## Problem details
Can you transcribe the part of the items that opens with the line containing "List UI elements" and closes with the line containing "empty-cell-leader xyxy=(1526,963,1681,967)", both lines included, reproducing each line verbatim?

## Given records
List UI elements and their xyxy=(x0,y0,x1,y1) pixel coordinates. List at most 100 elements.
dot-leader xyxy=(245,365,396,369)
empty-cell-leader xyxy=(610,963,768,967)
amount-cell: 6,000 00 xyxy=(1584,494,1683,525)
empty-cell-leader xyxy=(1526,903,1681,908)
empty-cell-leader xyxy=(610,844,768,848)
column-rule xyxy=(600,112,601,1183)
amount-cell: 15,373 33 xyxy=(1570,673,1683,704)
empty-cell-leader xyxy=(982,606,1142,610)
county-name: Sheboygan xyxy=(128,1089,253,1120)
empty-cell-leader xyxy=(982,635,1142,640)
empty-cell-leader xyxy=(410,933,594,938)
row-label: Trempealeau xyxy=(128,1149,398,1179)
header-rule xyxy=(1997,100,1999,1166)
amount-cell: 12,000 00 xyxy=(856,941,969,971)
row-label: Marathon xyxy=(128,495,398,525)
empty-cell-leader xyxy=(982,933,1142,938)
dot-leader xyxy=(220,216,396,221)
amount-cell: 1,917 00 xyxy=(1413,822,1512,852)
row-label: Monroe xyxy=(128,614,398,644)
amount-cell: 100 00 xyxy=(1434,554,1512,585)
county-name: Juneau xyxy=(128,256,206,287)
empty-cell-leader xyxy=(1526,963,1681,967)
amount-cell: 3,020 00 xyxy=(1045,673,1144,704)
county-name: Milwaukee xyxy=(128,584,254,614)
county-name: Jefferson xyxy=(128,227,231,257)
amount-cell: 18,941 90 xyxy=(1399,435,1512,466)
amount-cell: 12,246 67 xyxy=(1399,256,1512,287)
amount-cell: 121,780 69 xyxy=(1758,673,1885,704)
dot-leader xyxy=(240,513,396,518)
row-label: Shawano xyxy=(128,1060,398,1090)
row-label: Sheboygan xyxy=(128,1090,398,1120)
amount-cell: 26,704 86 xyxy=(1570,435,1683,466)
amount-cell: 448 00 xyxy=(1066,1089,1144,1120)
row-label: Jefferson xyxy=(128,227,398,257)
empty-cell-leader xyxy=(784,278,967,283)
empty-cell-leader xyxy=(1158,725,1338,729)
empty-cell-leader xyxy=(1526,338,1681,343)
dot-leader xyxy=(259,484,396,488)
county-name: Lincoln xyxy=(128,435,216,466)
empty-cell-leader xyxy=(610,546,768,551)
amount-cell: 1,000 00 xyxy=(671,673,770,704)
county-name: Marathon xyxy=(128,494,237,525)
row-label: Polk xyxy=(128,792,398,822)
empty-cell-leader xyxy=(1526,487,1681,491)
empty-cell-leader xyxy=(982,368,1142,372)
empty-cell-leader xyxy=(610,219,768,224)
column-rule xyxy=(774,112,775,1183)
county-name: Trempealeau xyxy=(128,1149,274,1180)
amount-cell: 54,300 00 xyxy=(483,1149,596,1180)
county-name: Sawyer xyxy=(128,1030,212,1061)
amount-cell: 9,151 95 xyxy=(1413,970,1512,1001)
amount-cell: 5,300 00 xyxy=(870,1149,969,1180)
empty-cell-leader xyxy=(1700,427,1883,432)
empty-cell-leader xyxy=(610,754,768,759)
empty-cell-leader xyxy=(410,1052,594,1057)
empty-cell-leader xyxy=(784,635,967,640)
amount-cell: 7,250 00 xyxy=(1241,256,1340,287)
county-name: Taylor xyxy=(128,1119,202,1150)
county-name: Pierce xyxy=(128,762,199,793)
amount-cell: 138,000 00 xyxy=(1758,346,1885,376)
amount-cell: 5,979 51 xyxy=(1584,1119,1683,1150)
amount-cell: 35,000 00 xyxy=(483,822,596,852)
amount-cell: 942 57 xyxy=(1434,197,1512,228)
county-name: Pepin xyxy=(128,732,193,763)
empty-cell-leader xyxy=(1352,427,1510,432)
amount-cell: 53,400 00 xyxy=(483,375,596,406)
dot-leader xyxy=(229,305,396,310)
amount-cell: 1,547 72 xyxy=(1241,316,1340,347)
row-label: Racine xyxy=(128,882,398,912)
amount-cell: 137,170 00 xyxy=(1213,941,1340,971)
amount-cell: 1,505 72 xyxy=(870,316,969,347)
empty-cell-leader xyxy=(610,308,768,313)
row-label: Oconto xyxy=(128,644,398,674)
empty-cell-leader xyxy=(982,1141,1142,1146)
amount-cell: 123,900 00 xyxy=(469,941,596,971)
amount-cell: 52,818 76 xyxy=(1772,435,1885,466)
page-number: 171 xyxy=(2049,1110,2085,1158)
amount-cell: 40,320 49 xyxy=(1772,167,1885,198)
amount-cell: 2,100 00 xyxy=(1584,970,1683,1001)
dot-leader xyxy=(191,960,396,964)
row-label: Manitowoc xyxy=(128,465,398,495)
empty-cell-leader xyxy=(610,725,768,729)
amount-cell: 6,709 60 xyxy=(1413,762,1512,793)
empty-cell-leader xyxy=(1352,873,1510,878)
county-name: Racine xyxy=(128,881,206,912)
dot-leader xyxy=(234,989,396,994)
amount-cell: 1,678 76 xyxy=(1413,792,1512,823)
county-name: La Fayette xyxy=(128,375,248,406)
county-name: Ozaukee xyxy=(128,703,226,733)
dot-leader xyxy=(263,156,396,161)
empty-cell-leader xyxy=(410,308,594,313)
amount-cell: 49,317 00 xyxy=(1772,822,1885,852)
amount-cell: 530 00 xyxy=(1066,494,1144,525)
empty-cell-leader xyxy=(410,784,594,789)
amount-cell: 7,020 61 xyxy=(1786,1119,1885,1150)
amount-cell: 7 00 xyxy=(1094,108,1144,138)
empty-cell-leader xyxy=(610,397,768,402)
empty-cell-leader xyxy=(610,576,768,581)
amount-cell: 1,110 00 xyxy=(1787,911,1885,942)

* * *

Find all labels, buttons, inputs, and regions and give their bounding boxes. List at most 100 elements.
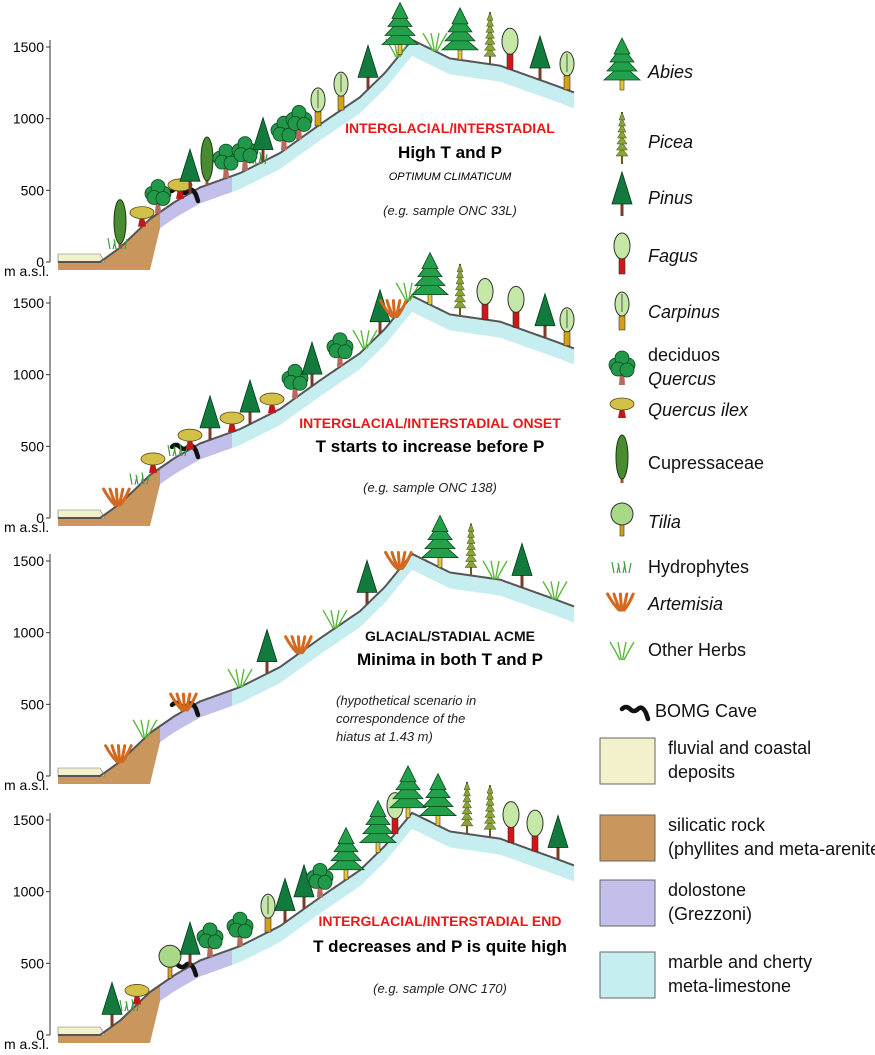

## Expected output
List UI elements and their xyxy=(x0,y0,x1,y1) pixel coordinates. List at most 100 elements.
dot-leader xyxy=(245,365,396,369)
empty-cell-leader xyxy=(610,963,768,967)
amount-cell: 6,000 00 xyxy=(1584,494,1683,525)
empty-cell-leader xyxy=(1526,903,1681,908)
empty-cell-leader xyxy=(610,844,768,848)
column-rule xyxy=(600,112,601,1183)
amount-cell: 15,373 33 xyxy=(1570,673,1683,704)
empty-cell-leader xyxy=(982,606,1142,610)
county-name: Sheboygan xyxy=(128,1089,253,1120)
empty-cell-leader xyxy=(982,635,1142,640)
empty-cell-leader xyxy=(410,933,594,938)
row-label: Trempealeau xyxy=(128,1149,398,1179)
header-rule xyxy=(1997,100,1999,1166)
amount-cell: 12,000 00 xyxy=(856,941,969,971)
row-label: Marathon xyxy=(128,495,398,525)
empty-cell-leader xyxy=(982,933,1142,938)
dot-leader xyxy=(220,216,396,221)
amount-cell: 1,917 00 xyxy=(1413,822,1512,852)
row-label: Monroe xyxy=(128,614,398,644)
amount-cell: 100 00 xyxy=(1434,554,1512,585)
county-name: Juneau xyxy=(128,256,206,287)
empty-cell-leader xyxy=(1526,963,1681,967)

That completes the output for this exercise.